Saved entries

-*-*-

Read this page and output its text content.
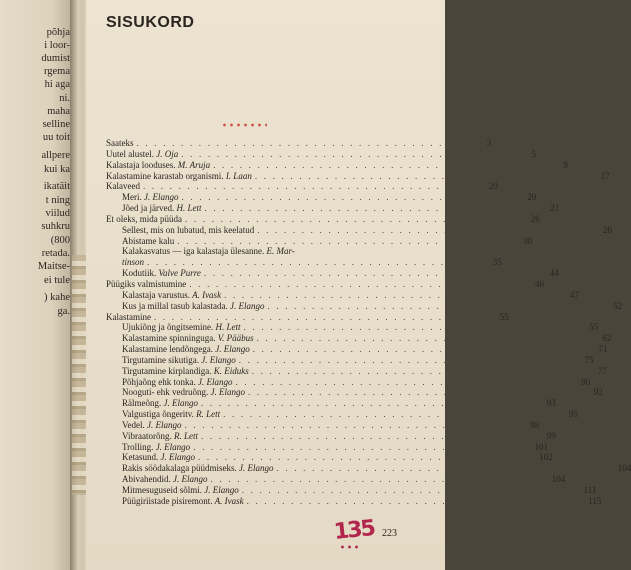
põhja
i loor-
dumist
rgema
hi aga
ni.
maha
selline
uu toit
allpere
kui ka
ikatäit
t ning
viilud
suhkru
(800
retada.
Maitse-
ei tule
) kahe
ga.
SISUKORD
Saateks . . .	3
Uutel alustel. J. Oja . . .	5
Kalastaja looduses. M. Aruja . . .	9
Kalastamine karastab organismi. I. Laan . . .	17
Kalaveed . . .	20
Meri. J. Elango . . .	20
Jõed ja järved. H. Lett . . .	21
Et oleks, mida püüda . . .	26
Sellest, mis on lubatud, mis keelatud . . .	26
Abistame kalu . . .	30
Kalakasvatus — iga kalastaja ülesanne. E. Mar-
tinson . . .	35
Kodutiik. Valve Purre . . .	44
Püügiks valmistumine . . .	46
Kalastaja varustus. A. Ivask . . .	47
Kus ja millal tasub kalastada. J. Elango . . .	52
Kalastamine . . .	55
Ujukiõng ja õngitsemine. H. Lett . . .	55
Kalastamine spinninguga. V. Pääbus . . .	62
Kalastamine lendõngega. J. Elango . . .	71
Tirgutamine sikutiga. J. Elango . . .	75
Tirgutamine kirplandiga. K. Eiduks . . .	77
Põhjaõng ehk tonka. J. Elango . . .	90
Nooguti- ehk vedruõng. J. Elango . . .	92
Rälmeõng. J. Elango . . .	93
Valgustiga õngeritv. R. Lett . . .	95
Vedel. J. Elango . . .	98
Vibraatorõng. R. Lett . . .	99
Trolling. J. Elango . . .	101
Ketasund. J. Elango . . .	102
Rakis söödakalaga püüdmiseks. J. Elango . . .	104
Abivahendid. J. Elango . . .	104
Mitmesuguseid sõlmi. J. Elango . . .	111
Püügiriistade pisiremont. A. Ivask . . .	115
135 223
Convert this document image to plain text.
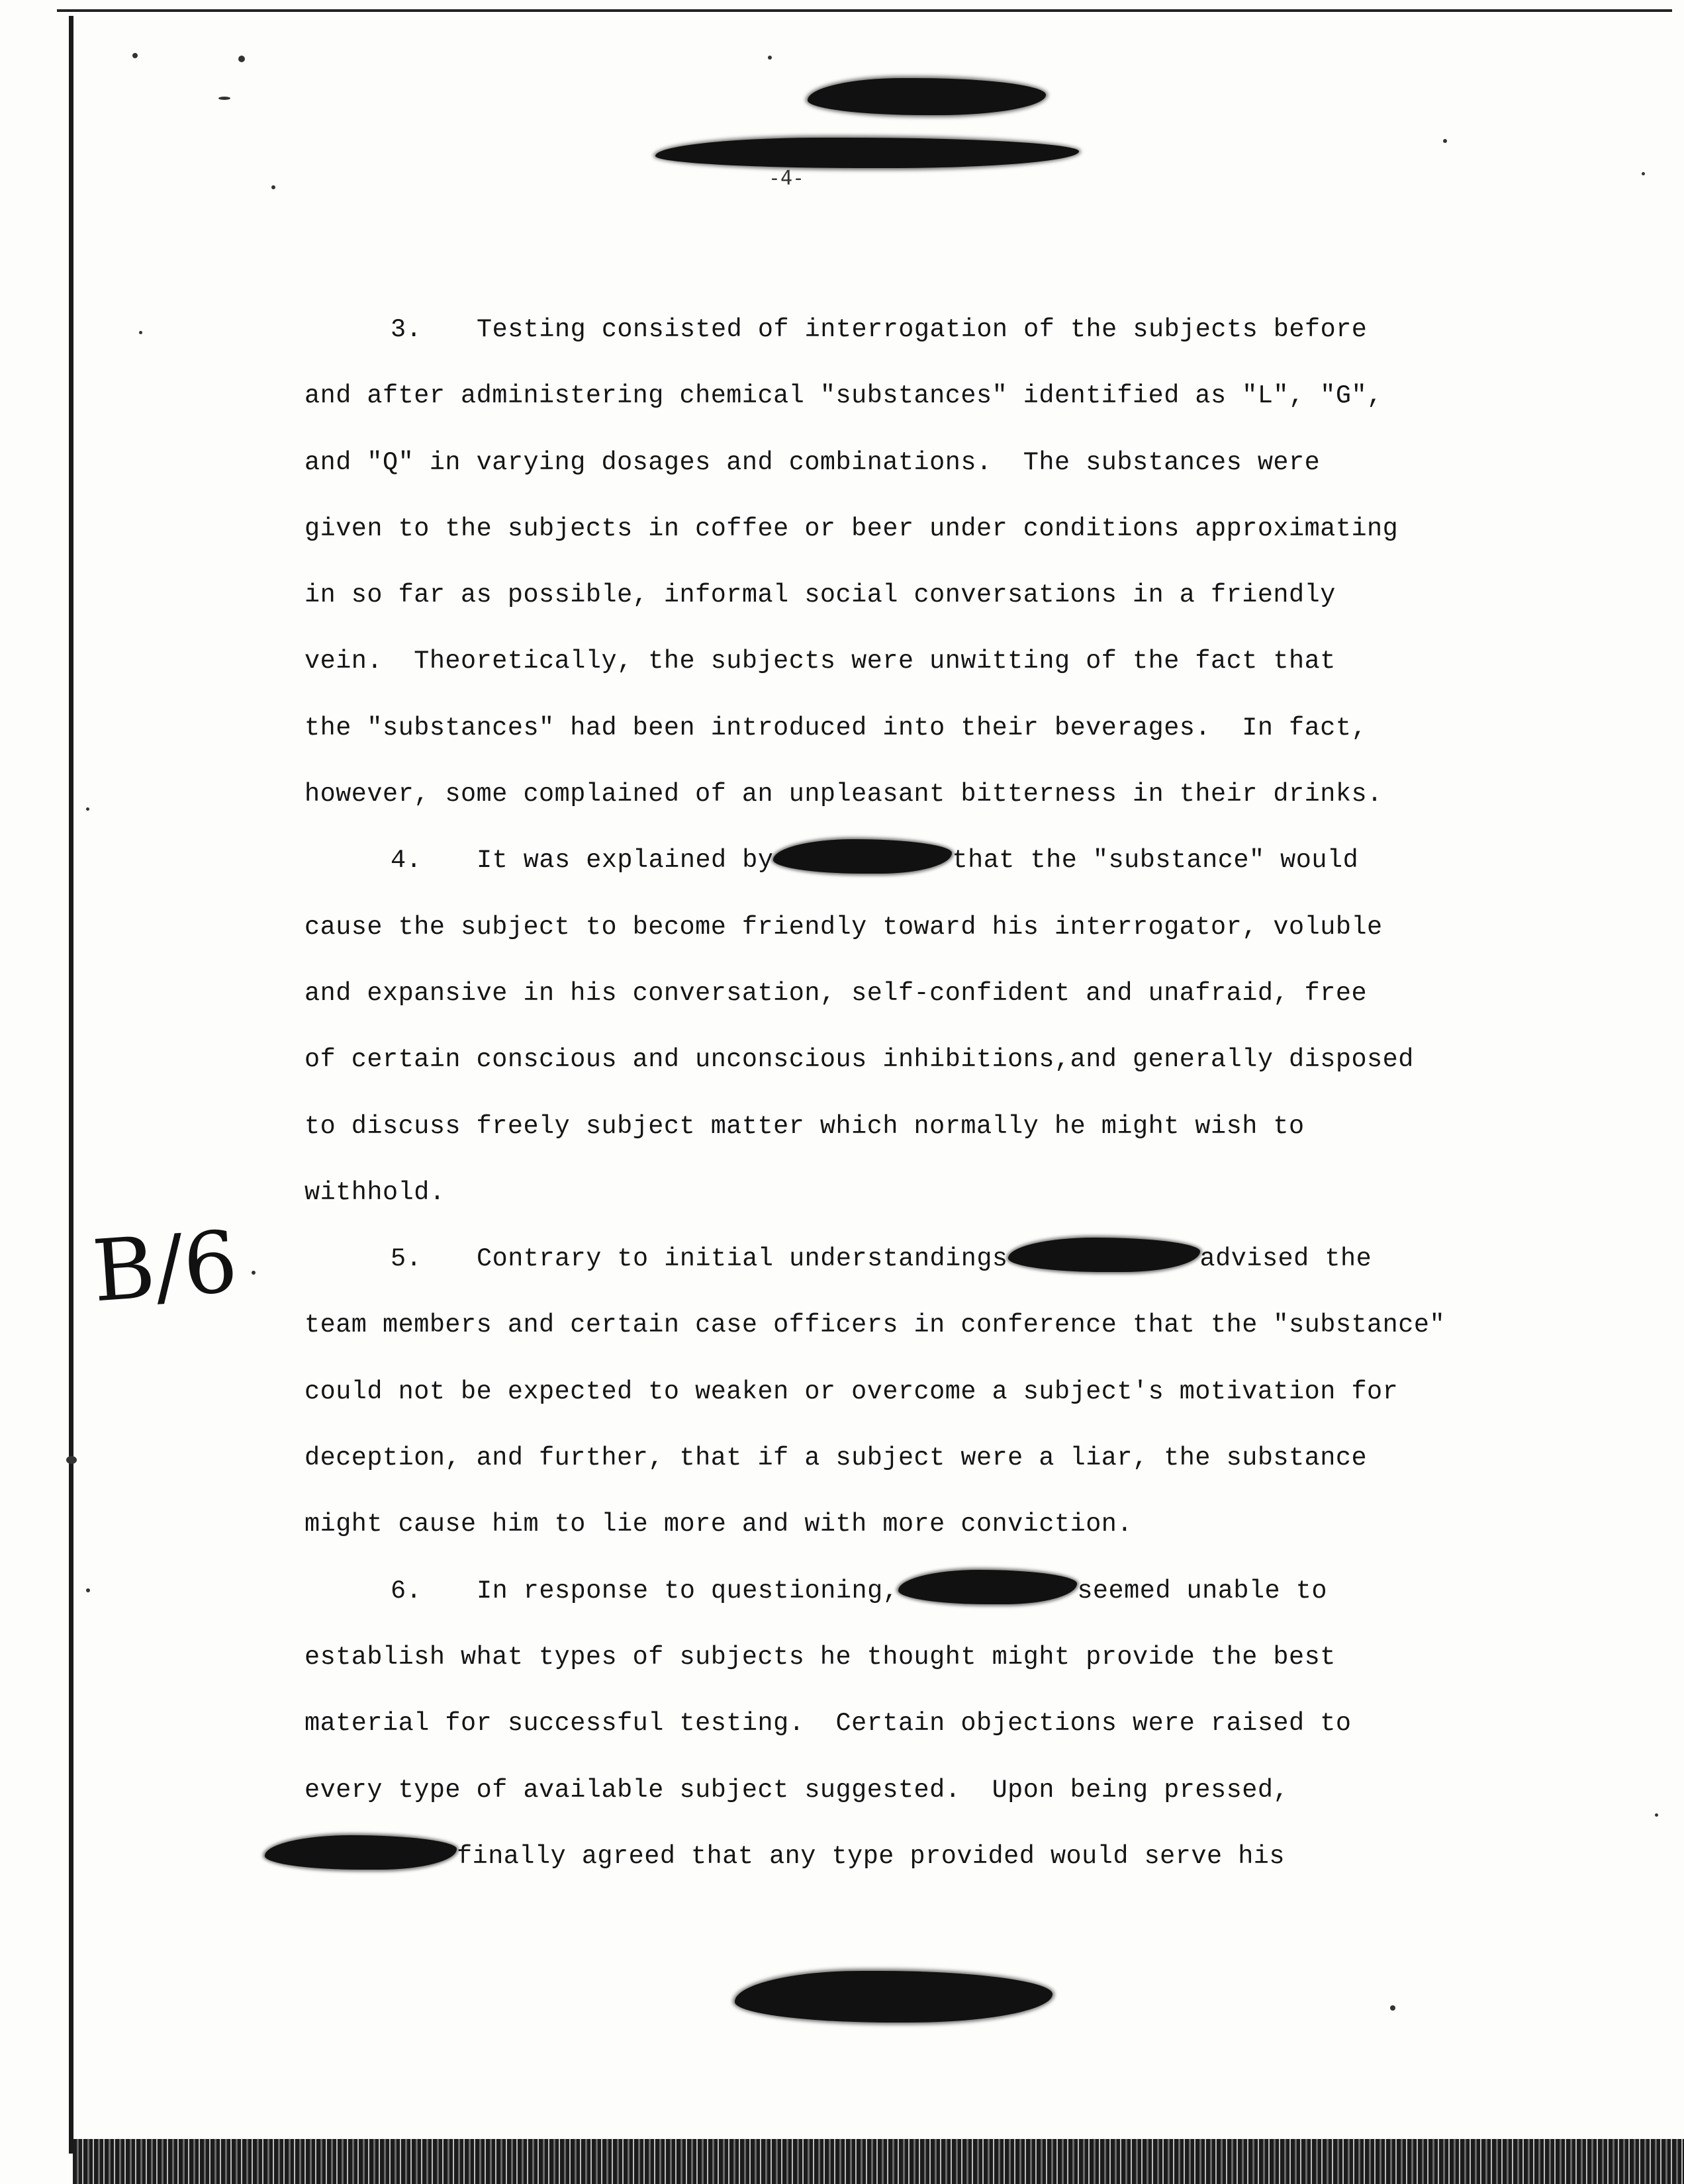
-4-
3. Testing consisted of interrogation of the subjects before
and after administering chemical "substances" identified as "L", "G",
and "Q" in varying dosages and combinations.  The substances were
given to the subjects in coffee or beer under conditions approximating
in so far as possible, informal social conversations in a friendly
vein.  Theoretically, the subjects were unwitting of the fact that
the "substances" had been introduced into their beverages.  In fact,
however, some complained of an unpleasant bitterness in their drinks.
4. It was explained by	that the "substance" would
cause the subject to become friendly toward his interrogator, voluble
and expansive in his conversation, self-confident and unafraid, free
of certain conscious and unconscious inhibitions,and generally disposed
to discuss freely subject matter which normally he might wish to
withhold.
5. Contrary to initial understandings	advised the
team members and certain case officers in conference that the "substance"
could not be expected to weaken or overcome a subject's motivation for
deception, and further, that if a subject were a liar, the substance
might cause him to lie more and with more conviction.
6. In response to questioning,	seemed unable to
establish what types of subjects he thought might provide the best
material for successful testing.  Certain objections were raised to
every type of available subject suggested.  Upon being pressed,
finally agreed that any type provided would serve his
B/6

-*-*-

_Exercise brief_
Repeat each entry precisely as it appears. Leave the pictures out.

_Finished task_
Read this page and output its text content.
põhja
i loor-
dumist
rgema
hi aga
ni.
maha
selline
uu toit
allpere
kui ka
ikatäit
t ning
viilud
suhkru
(800
retada.
Maitse-
ei tule
) kahe
ga.
SISUKORD
Saateks . . .	3
Uutel alustel. J. Oja . . .	5
Kalastaja looduses. M. Aruja . . .	9
Kalastamine karastab organismi. I. Laan . . .	17
Kalaveed . . .	20
Meri. J. Elango . . .	20
Jõed ja järved. H. Lett . . .	21
Et oleks, mida püüda . . .	26
Sellest, mis on lubatud, mis keelatud . . .	26
Abistame kalu . . .	30
Kalakasvatus — iga kalastaja ülesanne. E. Mar-
tinson . . .	35
Kodutiik. Valve Purre . . .	44
Püügiks valmistumine . . .	46
Kalastaja varustus. A. Ivask . . .	47
Kus ja millal tasub kalastada. J. Elango . . .	52
Kalastamine . . .	55
Ujukiõng ja õngitsemine. H. Lett . . .	55
Kalastamine spinninguga. V. Pääbus . . .	62
Kalastamine lendõngega. J. Elango . . .	71
Tirgutamine sikutiga. J. Elango . . .	75
Tirgutamine kirplandiga. K. Eiduks . . .	77
Põhjaõng ehk tonka. J. Elango . . .	90
Nooguti- ehk vedruõng. J. Elango . . .	92
Rälmeõng. J. Elango . . .	93
Valgustiga õngeritv. R. Lett . . .	95
Vedel. J. Elango . . .	98
Vibraatorõng. R. Lett . . .	99
Trolling. J. Elango . . .	101
Ketasund. J. Elango . . .	102
Rakis söödakalaga püüdmiseks. J. Elango . . .	104
Abivahendid. J. Elango . . .	104
Mitmesuguseid sõlmi. J. Elango . . .	111
Püügiriistade pisiremont. A. Ivask . . .	115
135 223
Convert this document image to plain text.
-4-
3. Testing consisted of interrogation of the subjects before
and after administering chemical "substances" identified as "L", "G",
and "Q" in varying dosages and combinations.  The substances were
given to the subjects in coffee or beer under conditions approximating
in so far as possible, informal social conversations in a friendly
vein.  Theoretically, the subjects were unwitting of the fact that
the "substances" had been introduced into their beverages.  In fact,
however, some complained of an unpleasant bitterness in their drinks.
4. It was explained by	that the "substance" would
cause the subject to become friendly toward his interrogator, voluble
and expansive in his conversation, self-confident and unafraid, free
of certain conscious and unconscious inhibitions,and generally disposed
to discuss freely subject matter which normally he might wish to
withhold.
5. Contrary to initial understandings	advised the
team members and certain case officers in conference that the "substance"
could not be expected to weaken or overcome a subject's motivation for
deception, and further, that if a subject were a liar, the substance
might cause him to lie more and with more conviction.
6. In response to questioning,	seemed unable to
establish what types of subjects he thought might provide the best
material for successful testing.  Certain objections were raised to
every type of available subject suggested.  Upon being pressed,
finally agreed that any type provided would serve his
B/6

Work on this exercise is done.